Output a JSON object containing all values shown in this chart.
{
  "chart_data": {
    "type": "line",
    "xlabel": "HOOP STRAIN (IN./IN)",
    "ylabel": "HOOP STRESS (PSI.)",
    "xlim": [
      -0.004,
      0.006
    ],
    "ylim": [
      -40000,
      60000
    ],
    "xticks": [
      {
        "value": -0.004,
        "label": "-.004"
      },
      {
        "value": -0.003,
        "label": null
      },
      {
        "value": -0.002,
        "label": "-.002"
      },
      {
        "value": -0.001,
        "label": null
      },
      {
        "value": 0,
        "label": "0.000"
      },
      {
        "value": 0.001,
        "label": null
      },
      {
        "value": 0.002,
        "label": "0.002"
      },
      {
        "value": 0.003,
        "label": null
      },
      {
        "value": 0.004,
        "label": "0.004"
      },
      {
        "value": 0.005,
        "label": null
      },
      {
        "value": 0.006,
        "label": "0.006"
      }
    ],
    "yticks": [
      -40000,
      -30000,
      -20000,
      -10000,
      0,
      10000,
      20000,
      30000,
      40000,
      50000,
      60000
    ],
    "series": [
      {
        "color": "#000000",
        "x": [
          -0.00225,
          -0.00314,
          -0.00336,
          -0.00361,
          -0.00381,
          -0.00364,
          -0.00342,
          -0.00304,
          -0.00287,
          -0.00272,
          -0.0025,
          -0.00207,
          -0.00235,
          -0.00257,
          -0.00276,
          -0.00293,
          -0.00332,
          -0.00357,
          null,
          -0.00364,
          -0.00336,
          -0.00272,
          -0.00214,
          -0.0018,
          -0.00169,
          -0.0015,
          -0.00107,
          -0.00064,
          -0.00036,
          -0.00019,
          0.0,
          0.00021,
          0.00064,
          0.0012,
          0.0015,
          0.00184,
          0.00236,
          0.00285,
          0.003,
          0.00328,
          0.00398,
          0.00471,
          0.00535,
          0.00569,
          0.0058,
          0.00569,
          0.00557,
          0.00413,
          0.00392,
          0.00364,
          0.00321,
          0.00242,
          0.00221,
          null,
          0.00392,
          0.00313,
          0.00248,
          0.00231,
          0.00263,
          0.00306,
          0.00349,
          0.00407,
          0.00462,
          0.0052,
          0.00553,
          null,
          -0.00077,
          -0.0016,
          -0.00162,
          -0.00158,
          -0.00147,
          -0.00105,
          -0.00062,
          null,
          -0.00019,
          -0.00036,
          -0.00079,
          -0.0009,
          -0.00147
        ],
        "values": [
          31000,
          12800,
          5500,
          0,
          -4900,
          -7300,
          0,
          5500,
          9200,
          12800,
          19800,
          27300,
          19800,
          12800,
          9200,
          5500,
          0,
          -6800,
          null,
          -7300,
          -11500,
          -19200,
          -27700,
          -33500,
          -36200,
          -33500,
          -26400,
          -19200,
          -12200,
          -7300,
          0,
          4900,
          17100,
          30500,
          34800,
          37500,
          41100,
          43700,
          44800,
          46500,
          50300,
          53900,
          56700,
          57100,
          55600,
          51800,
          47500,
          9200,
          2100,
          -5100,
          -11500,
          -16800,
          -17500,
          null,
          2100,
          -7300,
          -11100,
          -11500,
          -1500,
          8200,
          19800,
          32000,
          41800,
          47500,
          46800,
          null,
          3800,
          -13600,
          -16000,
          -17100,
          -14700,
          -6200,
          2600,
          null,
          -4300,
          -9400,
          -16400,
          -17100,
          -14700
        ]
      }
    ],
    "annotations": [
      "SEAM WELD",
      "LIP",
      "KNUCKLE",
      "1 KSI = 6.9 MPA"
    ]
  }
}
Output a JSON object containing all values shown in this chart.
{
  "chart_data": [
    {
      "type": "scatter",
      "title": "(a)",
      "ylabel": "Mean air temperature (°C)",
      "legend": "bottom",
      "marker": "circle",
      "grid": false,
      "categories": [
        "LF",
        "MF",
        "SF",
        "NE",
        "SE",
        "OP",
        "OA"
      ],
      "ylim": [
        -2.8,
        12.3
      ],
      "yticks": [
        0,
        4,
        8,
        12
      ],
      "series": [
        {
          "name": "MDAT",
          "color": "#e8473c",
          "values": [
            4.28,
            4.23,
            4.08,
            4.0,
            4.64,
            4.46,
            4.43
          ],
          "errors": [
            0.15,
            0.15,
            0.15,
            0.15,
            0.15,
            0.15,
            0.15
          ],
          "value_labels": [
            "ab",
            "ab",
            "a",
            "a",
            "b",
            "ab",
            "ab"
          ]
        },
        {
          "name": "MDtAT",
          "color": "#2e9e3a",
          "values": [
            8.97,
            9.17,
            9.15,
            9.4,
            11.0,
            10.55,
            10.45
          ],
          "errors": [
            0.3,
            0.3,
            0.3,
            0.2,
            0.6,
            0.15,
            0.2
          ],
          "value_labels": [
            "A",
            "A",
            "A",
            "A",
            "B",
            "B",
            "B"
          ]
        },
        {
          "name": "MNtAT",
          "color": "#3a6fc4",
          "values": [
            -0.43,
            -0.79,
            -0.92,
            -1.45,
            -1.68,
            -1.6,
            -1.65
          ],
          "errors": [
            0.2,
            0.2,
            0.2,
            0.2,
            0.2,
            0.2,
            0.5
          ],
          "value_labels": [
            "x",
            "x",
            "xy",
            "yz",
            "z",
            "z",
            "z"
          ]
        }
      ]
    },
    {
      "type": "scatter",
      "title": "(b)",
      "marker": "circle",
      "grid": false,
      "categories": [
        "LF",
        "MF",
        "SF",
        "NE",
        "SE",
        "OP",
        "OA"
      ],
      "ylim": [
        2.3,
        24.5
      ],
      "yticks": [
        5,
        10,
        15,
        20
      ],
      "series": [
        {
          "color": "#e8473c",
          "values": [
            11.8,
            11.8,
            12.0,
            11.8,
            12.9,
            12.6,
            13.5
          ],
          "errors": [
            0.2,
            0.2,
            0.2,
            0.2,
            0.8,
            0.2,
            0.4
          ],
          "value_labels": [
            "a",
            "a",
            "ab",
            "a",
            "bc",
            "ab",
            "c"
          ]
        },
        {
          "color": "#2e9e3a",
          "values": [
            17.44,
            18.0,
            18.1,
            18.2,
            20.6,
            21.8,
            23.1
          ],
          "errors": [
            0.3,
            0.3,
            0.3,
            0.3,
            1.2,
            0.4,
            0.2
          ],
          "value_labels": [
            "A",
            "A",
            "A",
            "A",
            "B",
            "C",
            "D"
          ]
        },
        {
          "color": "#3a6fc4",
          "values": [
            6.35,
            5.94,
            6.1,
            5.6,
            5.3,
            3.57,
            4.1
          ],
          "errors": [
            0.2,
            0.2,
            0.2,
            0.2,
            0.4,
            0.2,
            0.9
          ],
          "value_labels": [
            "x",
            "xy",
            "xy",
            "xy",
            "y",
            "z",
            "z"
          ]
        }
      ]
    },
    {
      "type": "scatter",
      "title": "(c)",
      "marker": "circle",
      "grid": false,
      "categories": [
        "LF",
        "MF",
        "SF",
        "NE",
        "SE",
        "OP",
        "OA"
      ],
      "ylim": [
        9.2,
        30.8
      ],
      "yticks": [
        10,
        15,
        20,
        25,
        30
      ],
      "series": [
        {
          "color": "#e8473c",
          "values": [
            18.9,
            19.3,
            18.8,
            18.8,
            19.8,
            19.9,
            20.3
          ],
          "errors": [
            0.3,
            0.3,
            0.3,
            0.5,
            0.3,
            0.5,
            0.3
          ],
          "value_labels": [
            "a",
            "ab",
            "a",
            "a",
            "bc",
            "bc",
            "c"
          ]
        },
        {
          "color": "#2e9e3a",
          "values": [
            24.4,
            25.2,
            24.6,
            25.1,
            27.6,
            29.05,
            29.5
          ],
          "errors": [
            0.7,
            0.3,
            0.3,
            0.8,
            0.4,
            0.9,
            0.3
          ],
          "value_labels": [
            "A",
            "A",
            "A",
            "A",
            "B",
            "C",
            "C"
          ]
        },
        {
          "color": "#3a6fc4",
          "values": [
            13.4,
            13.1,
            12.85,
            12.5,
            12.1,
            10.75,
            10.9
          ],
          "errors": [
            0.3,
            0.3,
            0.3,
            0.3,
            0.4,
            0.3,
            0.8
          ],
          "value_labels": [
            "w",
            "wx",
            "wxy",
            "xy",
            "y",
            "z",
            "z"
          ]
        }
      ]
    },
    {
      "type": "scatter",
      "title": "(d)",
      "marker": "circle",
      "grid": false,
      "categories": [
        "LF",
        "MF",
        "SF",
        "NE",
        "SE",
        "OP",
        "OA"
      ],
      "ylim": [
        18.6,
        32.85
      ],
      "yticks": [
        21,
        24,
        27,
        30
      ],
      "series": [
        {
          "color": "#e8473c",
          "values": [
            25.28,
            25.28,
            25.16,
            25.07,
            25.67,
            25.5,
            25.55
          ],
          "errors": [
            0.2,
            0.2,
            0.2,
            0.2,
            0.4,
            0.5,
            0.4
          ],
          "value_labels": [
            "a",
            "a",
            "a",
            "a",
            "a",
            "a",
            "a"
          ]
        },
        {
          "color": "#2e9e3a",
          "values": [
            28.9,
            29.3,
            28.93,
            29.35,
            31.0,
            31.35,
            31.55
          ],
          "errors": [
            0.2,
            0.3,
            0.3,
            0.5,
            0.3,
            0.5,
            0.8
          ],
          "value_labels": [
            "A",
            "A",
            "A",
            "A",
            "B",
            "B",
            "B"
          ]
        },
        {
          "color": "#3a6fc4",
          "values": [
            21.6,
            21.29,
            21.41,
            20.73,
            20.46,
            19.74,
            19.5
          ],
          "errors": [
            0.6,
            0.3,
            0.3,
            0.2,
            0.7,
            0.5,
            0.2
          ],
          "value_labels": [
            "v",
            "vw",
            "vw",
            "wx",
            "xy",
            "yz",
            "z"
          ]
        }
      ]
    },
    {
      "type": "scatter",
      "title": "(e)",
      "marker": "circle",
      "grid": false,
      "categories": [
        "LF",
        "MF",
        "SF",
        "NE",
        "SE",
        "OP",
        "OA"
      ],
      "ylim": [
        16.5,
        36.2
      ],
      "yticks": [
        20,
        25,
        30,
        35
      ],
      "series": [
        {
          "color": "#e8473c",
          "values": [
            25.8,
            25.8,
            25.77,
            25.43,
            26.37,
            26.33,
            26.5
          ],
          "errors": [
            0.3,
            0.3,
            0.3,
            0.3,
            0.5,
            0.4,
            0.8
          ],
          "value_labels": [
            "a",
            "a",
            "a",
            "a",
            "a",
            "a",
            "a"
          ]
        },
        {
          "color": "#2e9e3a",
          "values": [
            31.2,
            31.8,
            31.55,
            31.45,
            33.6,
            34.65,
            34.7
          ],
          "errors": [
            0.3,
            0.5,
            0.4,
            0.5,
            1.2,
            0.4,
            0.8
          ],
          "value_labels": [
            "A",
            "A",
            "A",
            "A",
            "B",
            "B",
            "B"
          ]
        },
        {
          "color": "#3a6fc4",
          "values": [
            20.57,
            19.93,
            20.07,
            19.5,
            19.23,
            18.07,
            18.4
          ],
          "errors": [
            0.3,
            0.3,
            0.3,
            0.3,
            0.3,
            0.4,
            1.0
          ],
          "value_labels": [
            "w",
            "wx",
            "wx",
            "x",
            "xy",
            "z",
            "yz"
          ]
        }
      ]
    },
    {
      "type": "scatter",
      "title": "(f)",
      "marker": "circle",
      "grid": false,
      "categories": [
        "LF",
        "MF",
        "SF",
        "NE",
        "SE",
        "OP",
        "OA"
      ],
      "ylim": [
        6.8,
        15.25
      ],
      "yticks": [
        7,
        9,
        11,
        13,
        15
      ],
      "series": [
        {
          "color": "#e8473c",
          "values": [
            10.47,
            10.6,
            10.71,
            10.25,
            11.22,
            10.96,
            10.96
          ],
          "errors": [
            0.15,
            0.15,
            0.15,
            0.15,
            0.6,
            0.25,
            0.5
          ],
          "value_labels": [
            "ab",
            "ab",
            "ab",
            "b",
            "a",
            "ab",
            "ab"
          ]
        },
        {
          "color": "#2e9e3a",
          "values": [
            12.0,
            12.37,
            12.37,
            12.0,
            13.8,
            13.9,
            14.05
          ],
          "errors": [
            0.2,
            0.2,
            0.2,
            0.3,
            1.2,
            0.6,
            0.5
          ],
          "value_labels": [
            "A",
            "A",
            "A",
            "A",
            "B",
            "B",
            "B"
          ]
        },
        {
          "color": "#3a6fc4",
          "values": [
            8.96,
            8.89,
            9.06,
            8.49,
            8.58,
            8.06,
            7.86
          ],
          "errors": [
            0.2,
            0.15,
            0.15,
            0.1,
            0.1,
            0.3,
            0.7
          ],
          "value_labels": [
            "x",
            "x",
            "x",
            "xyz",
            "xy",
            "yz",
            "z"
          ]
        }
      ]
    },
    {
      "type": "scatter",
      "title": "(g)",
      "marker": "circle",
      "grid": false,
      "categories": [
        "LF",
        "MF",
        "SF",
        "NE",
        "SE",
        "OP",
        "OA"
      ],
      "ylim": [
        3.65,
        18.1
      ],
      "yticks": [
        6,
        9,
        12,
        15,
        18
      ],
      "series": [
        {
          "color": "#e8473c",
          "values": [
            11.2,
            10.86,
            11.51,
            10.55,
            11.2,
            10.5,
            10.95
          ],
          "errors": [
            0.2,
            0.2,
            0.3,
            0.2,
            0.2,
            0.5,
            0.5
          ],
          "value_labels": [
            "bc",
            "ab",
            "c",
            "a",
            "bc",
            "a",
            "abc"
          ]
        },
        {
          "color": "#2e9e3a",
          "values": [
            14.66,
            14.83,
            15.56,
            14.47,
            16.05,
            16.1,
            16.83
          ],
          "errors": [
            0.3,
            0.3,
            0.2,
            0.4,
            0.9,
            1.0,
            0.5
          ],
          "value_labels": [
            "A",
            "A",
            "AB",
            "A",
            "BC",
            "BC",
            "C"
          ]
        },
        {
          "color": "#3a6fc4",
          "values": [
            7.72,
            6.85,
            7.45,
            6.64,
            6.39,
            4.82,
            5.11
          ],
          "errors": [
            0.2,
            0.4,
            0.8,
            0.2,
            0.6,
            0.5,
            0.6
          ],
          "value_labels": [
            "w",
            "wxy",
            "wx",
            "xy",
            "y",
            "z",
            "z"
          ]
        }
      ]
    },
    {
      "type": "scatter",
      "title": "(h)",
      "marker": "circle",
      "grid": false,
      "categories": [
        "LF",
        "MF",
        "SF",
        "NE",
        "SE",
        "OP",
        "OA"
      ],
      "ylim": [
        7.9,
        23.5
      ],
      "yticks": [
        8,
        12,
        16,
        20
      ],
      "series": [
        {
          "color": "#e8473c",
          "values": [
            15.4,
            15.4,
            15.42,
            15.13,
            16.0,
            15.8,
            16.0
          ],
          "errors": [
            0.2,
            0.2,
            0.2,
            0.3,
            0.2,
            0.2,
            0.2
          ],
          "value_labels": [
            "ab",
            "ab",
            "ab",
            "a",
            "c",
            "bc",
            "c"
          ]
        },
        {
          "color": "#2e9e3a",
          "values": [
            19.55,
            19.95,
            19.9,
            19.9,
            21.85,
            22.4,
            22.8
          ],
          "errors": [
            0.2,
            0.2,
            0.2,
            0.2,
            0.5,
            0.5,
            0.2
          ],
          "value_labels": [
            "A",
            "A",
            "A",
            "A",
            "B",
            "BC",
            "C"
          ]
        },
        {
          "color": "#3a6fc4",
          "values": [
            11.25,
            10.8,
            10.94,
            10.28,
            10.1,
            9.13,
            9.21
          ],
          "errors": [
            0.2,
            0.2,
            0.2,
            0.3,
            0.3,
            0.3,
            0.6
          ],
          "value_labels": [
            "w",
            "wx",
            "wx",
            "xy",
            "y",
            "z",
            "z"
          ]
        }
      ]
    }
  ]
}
•••••
What to do ▸
Check each line above for the word "HOOP", and copy the lines where it appears.

Solution for this problem ▸
    "xlabel": "HOOP STRAIN (IN./IN)",
    "ylabel": "HOOP STRESS (PSI.)",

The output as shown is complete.